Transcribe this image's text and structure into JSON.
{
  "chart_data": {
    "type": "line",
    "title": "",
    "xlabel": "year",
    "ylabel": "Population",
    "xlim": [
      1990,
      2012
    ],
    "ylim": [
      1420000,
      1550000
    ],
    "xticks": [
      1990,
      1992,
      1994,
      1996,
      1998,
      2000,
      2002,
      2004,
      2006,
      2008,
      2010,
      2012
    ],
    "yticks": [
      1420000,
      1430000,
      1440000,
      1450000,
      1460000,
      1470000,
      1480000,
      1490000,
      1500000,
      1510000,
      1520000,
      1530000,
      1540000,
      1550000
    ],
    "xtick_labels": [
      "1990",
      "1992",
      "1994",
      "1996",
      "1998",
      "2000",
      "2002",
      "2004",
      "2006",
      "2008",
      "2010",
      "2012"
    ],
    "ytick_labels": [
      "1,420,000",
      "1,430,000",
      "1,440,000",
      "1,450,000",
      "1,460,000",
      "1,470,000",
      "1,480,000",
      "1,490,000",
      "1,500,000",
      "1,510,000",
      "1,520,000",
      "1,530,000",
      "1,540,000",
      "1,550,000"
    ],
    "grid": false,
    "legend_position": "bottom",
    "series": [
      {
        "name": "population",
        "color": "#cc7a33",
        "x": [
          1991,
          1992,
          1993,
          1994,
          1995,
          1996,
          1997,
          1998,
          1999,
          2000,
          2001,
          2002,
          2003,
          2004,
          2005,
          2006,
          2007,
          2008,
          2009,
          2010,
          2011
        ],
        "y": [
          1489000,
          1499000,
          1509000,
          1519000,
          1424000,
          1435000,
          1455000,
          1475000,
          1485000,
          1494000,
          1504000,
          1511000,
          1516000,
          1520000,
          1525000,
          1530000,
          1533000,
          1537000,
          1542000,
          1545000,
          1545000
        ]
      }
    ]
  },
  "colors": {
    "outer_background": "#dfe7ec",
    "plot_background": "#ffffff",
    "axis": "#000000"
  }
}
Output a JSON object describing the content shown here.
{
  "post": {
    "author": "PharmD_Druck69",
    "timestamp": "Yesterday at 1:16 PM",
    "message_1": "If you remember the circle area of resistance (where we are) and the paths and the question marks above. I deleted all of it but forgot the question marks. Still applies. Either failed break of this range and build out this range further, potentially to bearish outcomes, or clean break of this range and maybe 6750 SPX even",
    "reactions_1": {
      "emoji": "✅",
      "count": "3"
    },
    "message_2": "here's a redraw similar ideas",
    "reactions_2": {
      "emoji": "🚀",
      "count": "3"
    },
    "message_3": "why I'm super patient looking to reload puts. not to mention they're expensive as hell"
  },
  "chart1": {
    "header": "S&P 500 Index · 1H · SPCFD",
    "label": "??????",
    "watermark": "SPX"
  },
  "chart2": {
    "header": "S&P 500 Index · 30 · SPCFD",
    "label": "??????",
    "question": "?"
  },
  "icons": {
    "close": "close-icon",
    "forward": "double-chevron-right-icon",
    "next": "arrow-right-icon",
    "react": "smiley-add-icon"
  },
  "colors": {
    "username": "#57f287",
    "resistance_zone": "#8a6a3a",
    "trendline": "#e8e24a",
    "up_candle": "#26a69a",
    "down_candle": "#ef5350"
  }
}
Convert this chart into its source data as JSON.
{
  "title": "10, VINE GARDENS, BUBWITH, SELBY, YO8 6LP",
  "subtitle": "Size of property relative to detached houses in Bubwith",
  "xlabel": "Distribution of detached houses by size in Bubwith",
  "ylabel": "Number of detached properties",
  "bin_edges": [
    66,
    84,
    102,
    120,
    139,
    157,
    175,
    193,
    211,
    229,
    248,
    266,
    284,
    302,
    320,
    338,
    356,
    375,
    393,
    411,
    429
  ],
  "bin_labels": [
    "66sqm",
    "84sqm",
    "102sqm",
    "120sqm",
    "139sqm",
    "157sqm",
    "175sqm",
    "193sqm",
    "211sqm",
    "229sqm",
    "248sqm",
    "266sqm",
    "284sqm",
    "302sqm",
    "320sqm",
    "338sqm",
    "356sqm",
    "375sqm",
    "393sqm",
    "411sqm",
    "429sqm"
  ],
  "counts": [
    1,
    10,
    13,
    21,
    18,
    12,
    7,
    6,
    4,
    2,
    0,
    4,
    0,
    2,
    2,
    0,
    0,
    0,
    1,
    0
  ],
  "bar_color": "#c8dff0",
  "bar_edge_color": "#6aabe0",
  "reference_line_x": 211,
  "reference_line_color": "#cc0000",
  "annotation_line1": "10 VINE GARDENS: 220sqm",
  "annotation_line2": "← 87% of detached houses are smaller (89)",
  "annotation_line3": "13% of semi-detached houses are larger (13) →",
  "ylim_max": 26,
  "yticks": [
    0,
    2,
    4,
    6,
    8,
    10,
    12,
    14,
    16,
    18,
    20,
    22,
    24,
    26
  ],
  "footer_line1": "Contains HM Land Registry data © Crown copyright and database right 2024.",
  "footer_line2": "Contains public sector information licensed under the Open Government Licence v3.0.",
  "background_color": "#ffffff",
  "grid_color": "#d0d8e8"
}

DESCRIPTION OF THE TASK. Please copy out each record, character for character.

IN RESPONSE.
Transcribe this image's text and structure into JSON.
{
  "chart_data": {
    "type": "line",
    "title": "",
    "xlabel": "year",
    "ylabel": "Population",
    "xlim": [
      1990,
      2012
    ],
    "ylim": [
      1420000,
      1550000
    ],
    "xticks": [
      1990,
      1992,
      1994,
      1996,
      1998,
      2000,
      2002,
      2004,
      2006,
      2008,
      2010,
      2012
    ],
    "yticks": [
      1420000,
      1430000,
      1440000,
      1450000,
      1460000,
      1470000,
      1480000,
      1490000,
      1500000,
      1510000,
      1520000,
      1530000,
      1540000,
      1550000
    ],
    "xtick_labels": [
      "1990",
      "1992",
      "1994",
      "1996",
      "1998",
      "2000",
      "2002",
      "2004",
      "2006",
      "2008",
      "2010",
      "2012"
    ],
    "ytick_labels": [
      "1,420,000",
      "1,430,000",
      "1,440,000",
      "1,450,000",
      "1,460,000",
      "1,470,000",
      "1,480,000",
      "1,490,000",
      "1,500,000",
      "1,510,000",
      "1,520,000",
      "1,530,000",
      "1,540,000",
      "1,550,000"
    ],
    "grid": false,
    "legend_position": "bottom",
    "series": [
      {
        "name": "population",
        "color": "#cc7a33",
        "x": [
          1991,
          1992,
          1993,
          1994,
          1995,
          1996,
          1997,
          1998,
          1999,
          2000,
          2001,
          2002,
          2003,
          2004,
          2005,
          2006,
          2007,
          2008,
          2009,
          2010,
          2011
        ],
        "y": [
          1489000,
          1499000,
          1509000,
          1519000,
          1424000,
          1435000,
          1455000,
          1475000,
          1485000,
          1494000,
          1504000,
          1511000,
          1516000,
          1520000,
          1525000,
          1530000,
          1533000,
          1537000,
          1542000,
          1545000,
          1545000
        ]
      }
    ]
  },
  "colors": {
    "outer_background": "#dfe7ec",
    "plot_background": "#ffffff",
    "axis": "#000000"
  }
}
Output a JSON object describing the content shown here.
{
  "post": {
    "author": "PharmD_Druck69",
    "timestamp": "Yesterday at 1:16 PM",
    "message_1": "If you remember the circle area of resistance (where we are) and the paths and the question marks above. I deleted all of it but forgot the question marks. Still applies. Either failed break of this range and build out this range further, potentially to bearish outcomes, or clean break of this range and maybe 6750 SPX even",
    "reactions_1": {
      "emoji": "✅",
      "count": "3"
    },
    "message_2": "here's a redraw similar ideas",
    "reactions_2": {
      "emoji": "🚀",
      "count": "3"
    },
    "message_3": "why I'm super patient looking to reload puts. not to mention they're expensive as hell"
  },
  "chart1": {
    "header": "S&P 500 Index · 1H · SPCFD",
    "label": "??????",
    "watermark": "SPX"
  },
  "chart2": {
    "header": "S&P 500 Index · 30 · SPCFD",
    "label": "??????",
    "question": "?"
  },
  "icons": {
    "close": "close-icon",
    "forward": "double-chevron-right-icon",
    "next": "arrow-right-icon",
    "react": "smiley-add-icon"
  },
  "colors": {
    "username": "#57f287",
    "resistance_zone": "#8a6a3a",
    "trendline": "#e8e24a",
    "up_candle": "#26a69a",
    "down_candle": "#ef5350"
  }
}
Convert this chart into its source data as JSON.
{
  "title": "10, VINE GARDENS, BUBWITH, SELBY, YO8 6LP",
  "subtitle": "Size of property relative to detached houses in Bubwith",
  "xlabel": "Distribution of detached houses by size in Bubwith",
  "ylabel": "Number of detached properties",
  "bin_edges": [
    66,
    84,
    102,
    120,
    139,
    157,
    175,
    193,
    211,
    229,
    248,
    266,
    284,
    302,
    320,
    338,
    356,
    375,
    393,
    411,
    429
  ],
  "bin_labels": [
    "66sqm",
    "84sqm",
    "102sqm",
    "120sqm",
    "139sqm",
    "157sqm",
    "175sqm",
    "193sqm",
    "211sqm",
    "229sqm",
    "248sqm",
    "266sqm",
    "284sqm",
    "302sqm",
    "320sqm",
    "338sqm",
    "356sqm",
    "375sqm",
    "393sqm",
    "411sqm",
    "429sqm"
  ],
  "counts": [
    1,
    10,
    13,
    21,
    18,
    12,
    7,
    6,
    4,
    2,
    0,
    4,
    0,
    2,
    2,
    0,
    0,
    0,
    1,
    0
  ],
  "bar_color": "#c8dff0",
  "bar_edge_color": "#6aabe0",
  "reference_line_x": 211,
  "reference_line_color": "#cc0000",
  "annotation_line1": "10 VINE GARDENS: 220sqm",
  "annotation_line2": "← 87% of detached houses are smaller (89)",
  "annotation_line3": "13% of semi-detached houses are larger (13) →",
  "ylim_max": 26,
  "yticks": [
    0,
    2,
    4,
    6,
    8,
    10,
    12,
    14,
    16,
    18,
    20,
    22,
    24,
    26
  ],
  "footer_line1": "Contains HM Land Registry data © Crown copyright and database right 2024.",
  "footer_line2": "Contains public sector information licensed under the Open Government Licence v3.0.",
  "background_color": "#ffffff",
  "grid_color": "#d0d8e8"
}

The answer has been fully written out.